--- BEGIN ---

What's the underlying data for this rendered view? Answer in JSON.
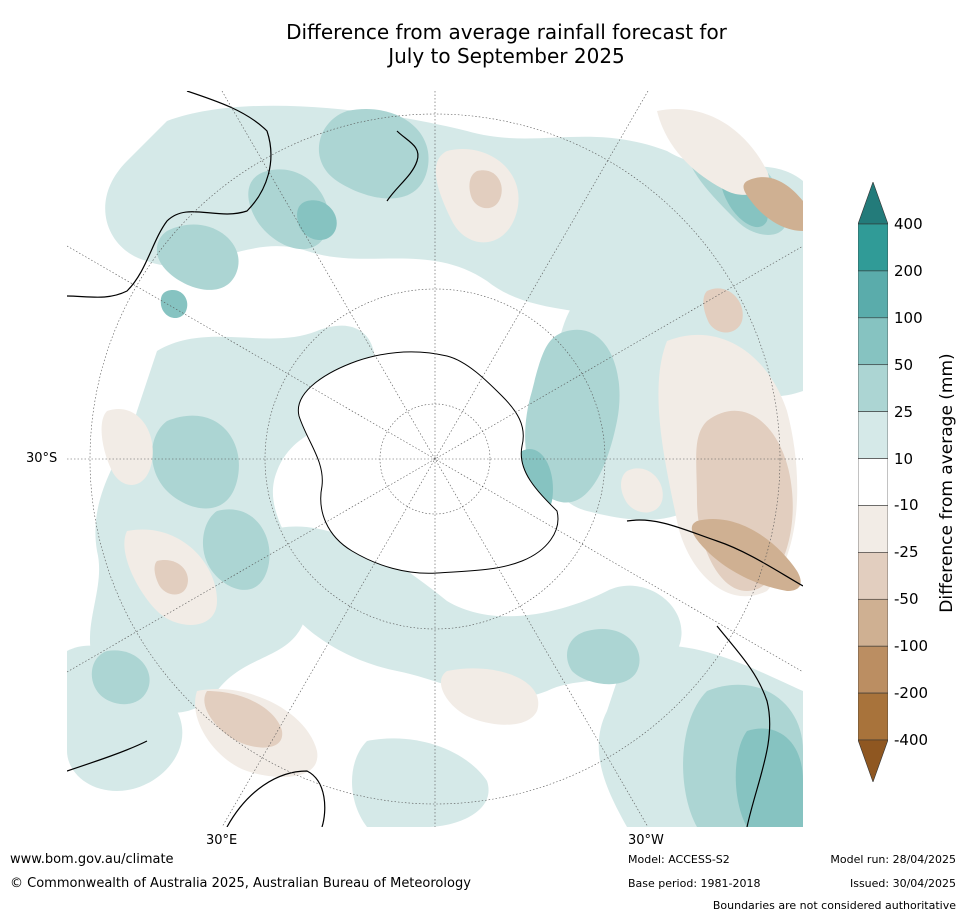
{
  "title_line1": "Difference from average rainfall forecast for",
  "title_line2": "July to September 2025",
  "lat_label": "30°S",
  "lon_labels": [
    "30°E",
    "30°W"
  ],
  "legend": {
    "label": "Difference from average (mm)",
    "ticks": [
      "400",
      "200",
      "100",
      "50",
      "25",
      "10",
      "-10",
      "-25",
      "-50",
      "-100",
      "-200",
      "-400"
    ],
    "colors": [
      "#237b7a",
      "#309b97",
      "#5aacab",
      "#86c3c1",
      "#acd5d3",
      "#d5e9e8",
      "#ffffff",
      "#f2ece6",
      "#e2cebf",
      "#cfb092",
      "#bb8e62",
      "#a8733b",
      "#8f5721"
    ]
  },
  "footer": {
    "website": "www.bom.gov.au/climate",
    "copyright": "© Commonwealth of Australia 2025, Australian Bureau of Meteorology",
    "model": "Model: ACCESS-S2",
    "base_period": "Base period: 1981-2018",
    "model_run": "Model run: 28/04/2025",
    "issued": "Issued: 30/04/2025",
    "disclaimer": "Boundaries are not considered authoritative"
  }
}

--- END ---

## AIM
Identify and copy lines that hold the string "Model".

## TASK RESULT
    "model": "Model: ACCESS-S2",
    "model_run": "Model run: 28/04/2025",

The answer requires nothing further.